● WHAT YOU ARE ASKED TO DO
Extract every line of the material below and reproduce it faithfully.

● SOURCE MATERIAL
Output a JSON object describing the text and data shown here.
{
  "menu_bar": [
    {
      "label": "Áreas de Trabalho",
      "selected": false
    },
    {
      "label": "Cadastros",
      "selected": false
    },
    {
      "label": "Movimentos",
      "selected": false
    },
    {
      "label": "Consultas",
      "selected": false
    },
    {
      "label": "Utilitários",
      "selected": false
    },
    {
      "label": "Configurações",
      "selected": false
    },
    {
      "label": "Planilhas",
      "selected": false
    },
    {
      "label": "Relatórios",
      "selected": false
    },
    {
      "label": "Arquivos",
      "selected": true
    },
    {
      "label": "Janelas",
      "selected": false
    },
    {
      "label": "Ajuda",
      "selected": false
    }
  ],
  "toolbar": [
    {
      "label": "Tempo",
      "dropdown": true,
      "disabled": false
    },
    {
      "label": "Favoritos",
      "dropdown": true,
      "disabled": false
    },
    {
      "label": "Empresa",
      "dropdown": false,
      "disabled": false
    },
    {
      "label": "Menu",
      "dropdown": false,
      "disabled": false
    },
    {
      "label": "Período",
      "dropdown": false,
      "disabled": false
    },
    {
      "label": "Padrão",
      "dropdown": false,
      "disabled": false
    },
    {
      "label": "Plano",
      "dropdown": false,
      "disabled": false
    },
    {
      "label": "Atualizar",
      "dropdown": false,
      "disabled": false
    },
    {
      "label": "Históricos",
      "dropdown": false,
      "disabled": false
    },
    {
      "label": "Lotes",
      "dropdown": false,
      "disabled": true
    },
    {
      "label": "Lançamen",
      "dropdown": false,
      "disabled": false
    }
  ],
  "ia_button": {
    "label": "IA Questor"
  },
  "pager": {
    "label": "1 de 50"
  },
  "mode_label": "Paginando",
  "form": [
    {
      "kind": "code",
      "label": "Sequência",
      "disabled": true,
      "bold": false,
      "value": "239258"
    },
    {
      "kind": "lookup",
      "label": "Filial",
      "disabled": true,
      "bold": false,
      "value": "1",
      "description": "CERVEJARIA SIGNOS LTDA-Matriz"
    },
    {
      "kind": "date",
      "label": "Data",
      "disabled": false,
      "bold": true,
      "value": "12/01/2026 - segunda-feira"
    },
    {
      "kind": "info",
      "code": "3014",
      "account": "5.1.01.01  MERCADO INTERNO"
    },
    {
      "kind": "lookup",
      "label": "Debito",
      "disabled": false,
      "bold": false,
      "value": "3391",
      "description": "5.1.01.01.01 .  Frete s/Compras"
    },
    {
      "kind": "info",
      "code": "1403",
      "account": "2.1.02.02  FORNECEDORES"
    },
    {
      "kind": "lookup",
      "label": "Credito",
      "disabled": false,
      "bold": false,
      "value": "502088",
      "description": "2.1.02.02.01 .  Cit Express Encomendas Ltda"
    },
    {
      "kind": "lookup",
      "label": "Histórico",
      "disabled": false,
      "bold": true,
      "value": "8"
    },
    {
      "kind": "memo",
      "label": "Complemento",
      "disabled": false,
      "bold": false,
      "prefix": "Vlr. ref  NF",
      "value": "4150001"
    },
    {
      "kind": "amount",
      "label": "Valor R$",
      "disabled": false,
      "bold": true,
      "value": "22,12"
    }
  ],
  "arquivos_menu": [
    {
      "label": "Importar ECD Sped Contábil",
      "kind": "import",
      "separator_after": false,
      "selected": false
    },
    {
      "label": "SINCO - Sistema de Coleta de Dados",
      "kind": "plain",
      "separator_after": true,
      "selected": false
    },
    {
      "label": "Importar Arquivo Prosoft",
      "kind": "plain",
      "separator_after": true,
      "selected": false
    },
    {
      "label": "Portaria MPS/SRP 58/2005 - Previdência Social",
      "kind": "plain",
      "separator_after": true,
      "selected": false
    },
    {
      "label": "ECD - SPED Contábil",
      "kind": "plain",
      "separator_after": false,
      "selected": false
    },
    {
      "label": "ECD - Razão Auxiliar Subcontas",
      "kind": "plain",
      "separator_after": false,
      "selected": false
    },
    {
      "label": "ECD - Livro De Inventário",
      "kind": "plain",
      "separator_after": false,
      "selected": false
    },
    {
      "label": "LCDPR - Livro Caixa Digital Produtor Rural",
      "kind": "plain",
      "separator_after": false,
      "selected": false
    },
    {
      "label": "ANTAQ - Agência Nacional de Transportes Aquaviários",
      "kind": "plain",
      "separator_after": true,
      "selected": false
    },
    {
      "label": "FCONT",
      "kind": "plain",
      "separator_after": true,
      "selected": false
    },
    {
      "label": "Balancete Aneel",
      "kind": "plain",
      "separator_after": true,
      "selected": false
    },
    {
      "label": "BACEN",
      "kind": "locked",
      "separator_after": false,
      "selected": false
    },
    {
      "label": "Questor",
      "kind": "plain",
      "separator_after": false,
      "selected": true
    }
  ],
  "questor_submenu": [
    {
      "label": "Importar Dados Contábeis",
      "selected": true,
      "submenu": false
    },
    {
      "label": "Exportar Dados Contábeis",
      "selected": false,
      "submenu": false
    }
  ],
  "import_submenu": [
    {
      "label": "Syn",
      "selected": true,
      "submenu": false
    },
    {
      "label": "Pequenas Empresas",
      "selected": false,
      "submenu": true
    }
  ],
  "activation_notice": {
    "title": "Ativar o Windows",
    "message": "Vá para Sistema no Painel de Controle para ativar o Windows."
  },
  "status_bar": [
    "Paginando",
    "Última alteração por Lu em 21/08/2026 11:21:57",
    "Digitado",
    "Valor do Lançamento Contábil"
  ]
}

● FINISHED TASK
Output a JSON object describing the text and data shown here.
{
  "menu_bar": [
    {
      "label": "Áreas de Trabalho",
      "selected": false
    },
    {
      "label": "Cadastros",
      "selected": false
    },
    {
      "label": "Movimentos",
      "selected": false
    },
    {
      "label": "Consultas",
      "selected": false
    },
    {
      "label": "Utilitários",
      "selected": false
    },
    {
      "label": "Configurações",
      "selected": false
    },
    {
      "label": "Planilhas",
      "selected": false
    },
    {
      "label": "Relatórios",
      "selected": false
    },
    {
      "label": "Arquivos",
      "selected": true
    },
    {
      "label": "Janelas",
      "selected": false
    },
    {
      "label": "Ajuda",
      "selected": false
    }
  ],
  "toolbar": [
    {
      "label": "Tempo",
      "dropdown": true,
      "disabled": false
    },
    {
      "label": "Favoritos",
      "dropdown": true,
      "disabled": false
    },
    {
      "label": "Empresa",
      "dropdown": false,
      "disabled": false
    },
    {
      "label": "Menu",
      "dropdown": false,
      "disabled": false
    },
    {
      "label": "Período",
      "dropdown": false,
      "disabled": false
    },
    {
      "label": "Padrão",
      "dropdown": false,
      "disabled": false
    },
    {
      "label": "Plano",
      "dropdown": false,
      "disabled": false
    },
    {
      "label": "Atualizar",
      "dropdown": false,
      "disabled": false
    },
    {
      "label": "Históricos",
      "dropdown": false,
      "disabled": false
    },
    {
      "label": "Lotes",
      "dropdown": false,
      "disabled": true
    },
    {
      "label": "Lançamen",
      "dropdown": false,
      "disabled": false
    }
  ],
  "ia_button": {
    "label": "IA Questor"
  },
  "pager": {
    "label": "1 de 50"
  },
  "mode_label": "Paginando",
  "form": [
    {
      "kind": "code",
      "label": "Sequência",
      "disabled": true,
      "bold": false,
      "value": "239258"
    },
    {
      "kind": "lookup",
      "label": "Filial",
      "disabled": true,
      "bold": false,
      "value": "1",
      "description": "CERVEJARIA SIGNOS LTDA-Matriz"
    },
    {
      "kind": "date",
      "label": "Data",
      "disabled": false,
      "bold": true,
      "value": "12/01/2026 - segunda-feira"
    },
    {
      "kind": "info",
      "code": "3014",
      "account": "5.1.01.01  MERCADO INTERNO"
    },
    {
      "kind": "lookup",
      "label": "Debito",
      "disabled": false,
      "bold": false,
      "value": "3391",
      "description": "5.1.01.01.01 .  Frete s/Compras"
    },
    {
      "kind": "info",
      "code": "1403",
      "account": "2.1.02.02  FORNECEDORES"
    },
    {
      "kind": "lookup",
      "label": "Credito",
      "disabled": false,
      "bold": false,
      "value": "502088",
      "description": "2.1.02.02.01 .  Cit Express Encomendas Ltda"
    },
    {
      "kind": "lookup",
      "label": "Histórico",
      "disabled": false,
      "bold": true,
      "value": "8"
    },
    {
      "kind": "memo",
      "label": "Complemento",
      "disabled": false,
      "bold": false,
      "prefix": "Vlr. ref  NF",
      "value": "4150001"
    },
    {
      "kind": "amount",
      "label": "Valor R$",
      "disabled": false,
      "bold": true,
      "value": "22,12"
    }
  ],
  "arquivos_menu": [
    {
      "label": "Importar ECD Sped Contábil",
      "kind": "import",
      "separator_after": false,
      "selected": false
    },
    {
      "label": "SINCO - Sistema de Coleta de Dados",
      "kind": "plain",
      "separator_after": true,
      "selected": false
    },
    {
      "label": "Importar Arquivo Prosoft",
      "kind": "plain",
      "separator_after": true,
      "selected": false
    },
    {
      "label": "Portaria MPS/SRP 58/2005 - Previdência Social",
      "kind": "plain",
      "separator_after": true,
      "selected": false
    },
    {
      "label": "ECD - SPED Contábil",
      "kind": "plain",
      "separator_after": false,
      "selected": false
    },
    {
      "label": "ECD - Razão Auxiliar Subcontas",
      "kind": "plain",
      "separator_after": false,
      "selected": false
    },
    {
      "label": "ECD - Livro De Inventário",
      "kind": "plain",
      "separator_after": false,
      "selected": false
    },
    {
      "label": "LCDPR - Livro Caixa Digital Produtor Rural",
      "kind": "plain",
      "separator_after": false,
      "selected": false
    },
    {
      "label": "ANTAQ - Agência Nacional de Transportes Aquaviários",
      "kind": "plain",
      "separator_after": true,
      "selected": false
    },
    {
      "label": "FCONT",
      "kind": "plain",
      "separator_after": true,
      "selected": false
    },
    {
      "label": "Balancete Aneel",
      "kind": "plain",
      "separator_after": true,
      "selected": false
    },
    {
      "label": "BACEN",
      "kind": "locked",
      "separator_after": false,
      "selected": false
    },
    {
      "label": "Questor",
      "kind": "plain",
      "separator_after": false,
      "selected": true
    }
  ],
  "questor_submenu": [
    {
      "label": "Importar Dados Contábeis",
      "selected": true,
      "submenu": false
    },
    {
      "label": "Exportar Dados Contábeis",
      "selected": false,
      "submenu": false
    }
  ],
  "import_submenu": [
    {
      "label": "Syn",
      "selected": true,
      "submenu": false
    },
    {
      "label": "Pequenas Empresas",
      "selected": false,
      "submenu": true
    }
  ],
  "activation_notice": {
    "title": "Ativar o Windows",
    "message": "Vá para Sistema no Painel de Controle para ativar o Windows."
  },
  "status_bar": [
    "Paginando",
    "Última alteração por Lu em 21/08/2026 11:21:57",
    "Digitado",
    "Valor do Lançamento Contábil"
  ]
}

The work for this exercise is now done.